• [WHAT TO DO]
Rewrite the material below, replacing every "divider" with "separator" and changing nothing else.

BEGIN RECORDS FOR THE TASK

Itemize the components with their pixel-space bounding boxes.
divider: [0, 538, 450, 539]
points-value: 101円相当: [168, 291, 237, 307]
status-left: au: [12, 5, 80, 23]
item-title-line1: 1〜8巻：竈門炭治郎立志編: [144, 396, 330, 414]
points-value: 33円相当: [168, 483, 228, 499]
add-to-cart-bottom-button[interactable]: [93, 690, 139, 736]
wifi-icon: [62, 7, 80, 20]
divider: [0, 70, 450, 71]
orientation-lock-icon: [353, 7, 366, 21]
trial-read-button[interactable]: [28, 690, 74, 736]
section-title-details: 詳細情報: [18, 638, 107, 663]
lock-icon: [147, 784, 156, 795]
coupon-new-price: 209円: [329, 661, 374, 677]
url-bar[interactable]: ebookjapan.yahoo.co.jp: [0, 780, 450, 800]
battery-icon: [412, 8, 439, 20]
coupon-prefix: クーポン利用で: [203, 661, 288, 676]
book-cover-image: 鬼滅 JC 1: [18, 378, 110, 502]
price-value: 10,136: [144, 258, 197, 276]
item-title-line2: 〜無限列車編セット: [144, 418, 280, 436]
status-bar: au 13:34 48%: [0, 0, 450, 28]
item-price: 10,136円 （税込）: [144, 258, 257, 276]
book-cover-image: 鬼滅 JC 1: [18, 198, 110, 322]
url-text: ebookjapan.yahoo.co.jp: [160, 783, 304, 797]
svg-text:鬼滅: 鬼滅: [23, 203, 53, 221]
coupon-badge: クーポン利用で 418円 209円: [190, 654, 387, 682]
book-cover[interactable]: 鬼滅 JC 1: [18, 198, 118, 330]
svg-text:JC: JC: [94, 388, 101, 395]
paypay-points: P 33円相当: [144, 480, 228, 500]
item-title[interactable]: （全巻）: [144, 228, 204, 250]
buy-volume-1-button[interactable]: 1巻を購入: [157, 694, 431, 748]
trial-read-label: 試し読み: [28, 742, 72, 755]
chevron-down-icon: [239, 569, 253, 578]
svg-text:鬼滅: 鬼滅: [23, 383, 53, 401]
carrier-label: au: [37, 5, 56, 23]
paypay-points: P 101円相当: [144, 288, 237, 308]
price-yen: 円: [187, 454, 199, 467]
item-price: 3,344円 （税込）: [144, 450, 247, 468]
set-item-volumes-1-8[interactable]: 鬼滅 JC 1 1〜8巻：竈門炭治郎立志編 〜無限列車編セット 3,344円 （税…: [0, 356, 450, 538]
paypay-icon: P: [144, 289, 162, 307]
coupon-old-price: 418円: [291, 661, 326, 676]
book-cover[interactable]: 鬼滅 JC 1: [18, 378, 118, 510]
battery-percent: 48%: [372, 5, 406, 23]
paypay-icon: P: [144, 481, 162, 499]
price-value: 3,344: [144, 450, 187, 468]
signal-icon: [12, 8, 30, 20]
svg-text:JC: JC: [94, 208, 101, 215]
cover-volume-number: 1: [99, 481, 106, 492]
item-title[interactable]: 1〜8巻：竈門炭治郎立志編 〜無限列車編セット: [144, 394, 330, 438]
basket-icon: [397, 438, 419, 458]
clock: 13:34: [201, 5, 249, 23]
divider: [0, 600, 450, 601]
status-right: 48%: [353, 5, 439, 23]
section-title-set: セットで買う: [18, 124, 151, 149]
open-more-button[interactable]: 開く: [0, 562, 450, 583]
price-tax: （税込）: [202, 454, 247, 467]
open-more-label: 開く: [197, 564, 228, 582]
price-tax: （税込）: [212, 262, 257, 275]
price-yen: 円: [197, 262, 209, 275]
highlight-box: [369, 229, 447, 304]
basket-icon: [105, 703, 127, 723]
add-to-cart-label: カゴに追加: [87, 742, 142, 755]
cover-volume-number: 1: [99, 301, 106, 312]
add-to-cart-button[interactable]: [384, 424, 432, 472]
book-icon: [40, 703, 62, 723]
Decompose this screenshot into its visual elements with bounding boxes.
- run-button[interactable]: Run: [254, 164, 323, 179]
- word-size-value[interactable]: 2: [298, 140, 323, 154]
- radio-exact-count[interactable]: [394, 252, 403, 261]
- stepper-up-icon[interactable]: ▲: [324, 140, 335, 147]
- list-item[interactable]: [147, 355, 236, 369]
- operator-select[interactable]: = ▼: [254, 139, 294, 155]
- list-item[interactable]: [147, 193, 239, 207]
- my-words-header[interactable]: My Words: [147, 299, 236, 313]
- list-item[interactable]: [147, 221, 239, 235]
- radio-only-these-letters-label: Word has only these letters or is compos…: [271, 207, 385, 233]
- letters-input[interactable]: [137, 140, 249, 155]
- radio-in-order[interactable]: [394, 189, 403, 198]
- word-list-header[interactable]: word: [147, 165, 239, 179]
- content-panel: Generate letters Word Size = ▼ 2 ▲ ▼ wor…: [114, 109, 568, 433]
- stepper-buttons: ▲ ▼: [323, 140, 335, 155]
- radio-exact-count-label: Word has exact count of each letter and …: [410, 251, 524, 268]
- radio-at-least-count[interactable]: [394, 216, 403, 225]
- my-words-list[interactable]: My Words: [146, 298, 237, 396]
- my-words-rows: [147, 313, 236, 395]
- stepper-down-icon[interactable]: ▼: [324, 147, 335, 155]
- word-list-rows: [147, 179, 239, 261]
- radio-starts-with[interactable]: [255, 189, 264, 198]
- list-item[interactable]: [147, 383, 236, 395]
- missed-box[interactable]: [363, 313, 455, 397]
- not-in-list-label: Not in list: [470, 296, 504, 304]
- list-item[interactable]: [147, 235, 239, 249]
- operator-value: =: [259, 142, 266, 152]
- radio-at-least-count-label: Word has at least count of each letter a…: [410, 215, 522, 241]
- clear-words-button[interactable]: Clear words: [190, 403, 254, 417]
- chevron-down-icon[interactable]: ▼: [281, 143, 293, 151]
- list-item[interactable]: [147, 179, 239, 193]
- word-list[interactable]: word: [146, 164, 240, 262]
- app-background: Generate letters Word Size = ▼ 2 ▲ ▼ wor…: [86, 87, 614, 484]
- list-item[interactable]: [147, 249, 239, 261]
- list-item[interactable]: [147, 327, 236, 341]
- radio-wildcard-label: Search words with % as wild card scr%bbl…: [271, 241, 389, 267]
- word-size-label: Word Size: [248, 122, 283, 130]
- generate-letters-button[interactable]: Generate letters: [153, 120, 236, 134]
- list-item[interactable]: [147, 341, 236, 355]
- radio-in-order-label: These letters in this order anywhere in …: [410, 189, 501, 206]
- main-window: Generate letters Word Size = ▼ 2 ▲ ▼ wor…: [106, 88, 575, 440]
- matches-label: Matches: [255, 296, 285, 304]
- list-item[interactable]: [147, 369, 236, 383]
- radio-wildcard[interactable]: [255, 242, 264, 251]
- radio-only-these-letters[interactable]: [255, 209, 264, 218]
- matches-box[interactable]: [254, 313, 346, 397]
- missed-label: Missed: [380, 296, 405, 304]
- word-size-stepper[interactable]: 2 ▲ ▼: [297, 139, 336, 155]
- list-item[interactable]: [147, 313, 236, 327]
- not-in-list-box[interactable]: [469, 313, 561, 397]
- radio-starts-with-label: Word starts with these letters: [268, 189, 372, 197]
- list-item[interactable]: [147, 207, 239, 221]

END RECORDS FOR THE TASK

• [COMPLETE ANSWER]
Itemize the components with their pixel-space bounding boxes.
separator: [0, 538, 450, 539]
points-value: 101円相当: [168, 291, 237, 307]
status-left: au: [12, 5, 80, 23]
item-title-line1: 1〜8巻：竈門炭治郎立志編: [144, 396, 330, 414]
points-value: 33円相当: [168, 483, 228, 499]
add-to-cart-bottom-button[interactable]: [93, 690, 139, 736]
wifi-icon: [62, 7, 80, 20]
separator: [0, 70, 450, 71]
orientation-lock-icon: [353, 7, 366, 21]
trial-read-button[interactable]: [28, 690, 74, 736]
section-title-details: 詳細情報: [18, 638, 107, 663]
lock-icon: [147, 784, 156, 795]
coupon-new-price: 209円: [329, 661, 374, 677]
url-bar[interactable]: ebookjapan.yahoo.co.jp: [0, 780, 450, 800]
battery-icon: [412, 8, 439, 20]
coupon-prefix: クーポン利用で: [203, 661, 288, 676]
book-cover-image: 鬼滅 JC 1: [18, 378, 110, 502]
price-value: 10,136: [144, 258, 197, 276]
item-title-line2: 〜無限列車編セット: [144, 418, 280, 436]
status-bar: au 13:34 48%: [0, 0, 450, 28]
item-price: 10,136円 （税込）: [144, 258, 257, 276]
book-cover-image: 鬼滅 JC 1: [18, 198, 110, 322]
url-text: ebookjapan.yahoo.co.jp: [160, 783, 304, 797]
svg-text:鬼滅: 鬼滅: [23, 203, 53, 221]
coupon-badge: クーポン利用で 418円 209円: [190, 654, 387, 682]
book-cover[interactable]: 鬼滅 JC 1: [18, 198, 118, 330]
svg-text:JC: JC: [94, 388, 101, 395]
paypay-points: P 33円相当: [144, 480, 228, 500]
item-title[interactable]: （全巻）: [144, 228, 204, 250]
buy-volume-1-button[interactable]: 1巻を購入: [157, 694, 431, 748]
trial-read-label: 試し読み: [28, 742, 72, 755]
chevron-down-icon: [239, 569, 253, 578]
svg-text:鬼滅: 鬼滅: [23, 383, 53, 401]
carrier-label: au: [37, 5, 56, 23]
paypay-points: P 101円相当: [144, 288, 237, 308]
price-yen: 円: [187, 454, 199, 467]
item-price: 3,344円 （税込）: [144, 450, 247, 468]
set-item-volumes-1-8[interactable]: 鬼滅 JC 1 1〜8巻：竈門炭治郎立志編 〜無限列車編セット 3,344円 （税…: [0, 356, 450, 538]
paypay-icon: P: [144, 289, 162, 307]
coupon-old-price: 418円: [291, 661, 326, 676]
book-cover[interactable]: 鬼滅 JC 1: [18, 378, 118, 510]
battery-percent: 48%: [372, 5, 406, 23]
paypay-icon: P: [144, 481, 162, 499]
price-value: 3,344: [144, 450, 187, 468]
signal-icon: [12, 8, 30, 20]
svg-text:JC: JC: [94, 208, 101, 215]
cover-volume-number: 1: [99, 481, 106, 492]
item-title[interactable]: 1〜8巻：竈門炭治郎立志編 〜無限列車編セット: [144, 394, 330, 438]
basket-icon: [397, 438, 419, 458]
clock: 13:34: [201, 5, 249, 23]
separator: [0, 600, 450, 601]
status-right: 48%: [353, 5, 439, 23]
section-title-set: セットで買う: [18, 124, 151, 149]
open-more-button[interactable]: 開く: [0, 562, 450, 583]
price-tax: （税込）: [202, 454, 247, 467]
open-more-label: 開く: [197, 564, 228, 582]
price-tax: （税込）: [212, 262, 257, 275]
price-yen: 円: [197, 262, 209, 275]
highlight-box: [369, 229, 447, 304]
basket-icon: [105, 703, 127, 723]
add-to-cart-label: カゴに追加: [87, 742, 142, 755]
cover-volume-number: 1: [99, 301, 106, 312]
add-to-cart-button[interactable]: [384, 424, 432, 472]
book-icon: [40, 703, 62, 723]
Decompose this screenshot into its visual elements with bounding boxes.
- run-button[interactable]: Run: [254, 164, 323, 179]
- word-size-value[interactable]: 2: [298, 140, 323, 154]
- radio-exact-count[interactable]: [394, 252, 403, 261]
- stepper-up-icon[interactable]: ▲: [324, 140, 335, 147]
- list-item[interactable]: [147, 355, 236, 369]
- operator-select[interactable]: = ▼: [254, 139, 294, 155]
- list-item[interactable]: [147, 193, 239, 207]
- my-words-header[interactable]: My Words: [147, 299, 236, 313]
- list-item[interactable]: [147, 221, 239, 235]
- radio-only-these-letters-label: Word has only these letters or is compos…: [271, 207, 385, 233]
- letters-input[interactable]: [137, 140, 249, 155]
- radio-in-order[interactable]: [394, 189, 403, 198]
- word-list-header[interactable]: word: [147, 165, 239, 179]
- content-panel: Generate letters Word Size = ▼ 2 ▲ ▼ wor…: [114, 109, 568, 433]
- stepper-buttons: ▲ ▼: [323, 140, 335, 155]
- radio-exact-count-label: Word has exact count of each letter and …: [410, 251, 524, 268]
- radio-at-least-count[interactable]: [394, 216, 403, 225]
- my-words-list[interactable]: My Words: [146, 298, 237, 396]
- my-words-rows: [147, 313, 236, 395]
- stepper-down-icon[interactable]: ▼: [324, 147, 335, 155]
- word-list-rows: [147, 179, 239, 261]
- radio-starts-with[interactable]: [255, 189, 264, 198]
- list-item[interactable]: [147, 383, 236, 395]
- missed-box[interactable]: [363, 313, 455, 397]
- not-in-list-label: Not in list: [470, 296, 504, 304]
- list-item[interactable]: [147, 235, 239, 249]
- operator-value: =: [259, 142, 266, 152]
- radio-at-least-count-label: Word has at least count of each letter a…: [410, 215, 522, 241]
- clear-words-button[interactable]: Clear words: [190, 403, 254, 417]
- chevron-down-icon[interactable]: ▼: [281, 143, 293, 151]
- list-item[interactable]: [147, 179, 239, 193]
- word-list[interactable]: word: [146, 164, 240, 262]
- app-background: Generate letters Word Size = ▼ 2 ▲ ▼ wor…: [86, 87, 614, 484]
- list-item[interactable]: [147, 249, 239, 261]
- list-item[interactable]: [147, 327, 236, 341]
- radio-wildcard-label: Search words with % as wild card scr%bbl…: [271, 241, 389, 267]
- word-size-label: Word Size: [248, 122, 283, 130]
- generate-letters-button[interactable]: Generate letters: [153, 120, 236, 134]
- list-item[interactable]: [147, 341, 236, 355]
- radio-in-order-label: These letters in this order anywhere in …: [410, 189, 501, 206]
- main-window: Generate letters Word Size = ▼ 2 ▲ ▼ wor…: [106, 88, 575, 440]
- matches-label: Matches: [255, 296, 285, 304]
- list-item[interactable]: [147, 369, 236, 383]
- radio-wildcard[interactable]: [255, 242, 264, 251]
- radio-only-these-letters[interactable]: [255, 209, 264, 218]
- matches-box[interactable]: [254, 313, 346, 397]
- missed-label: Missed: [380, 296, 405, 304]
- word-size-stepper[interactable]: 2 ▲ ▼: [297, 139, 336, 155]
- list-item[interactable]: [147, 313, 236, 327]
- not-in-list-box[interactable]: [469, 313, 561, 397]
- radio-starts-with-label: Word starts with these letters: [268, 189, 372, 197]
- list-item[interactable]: [147, 207, 239, 221]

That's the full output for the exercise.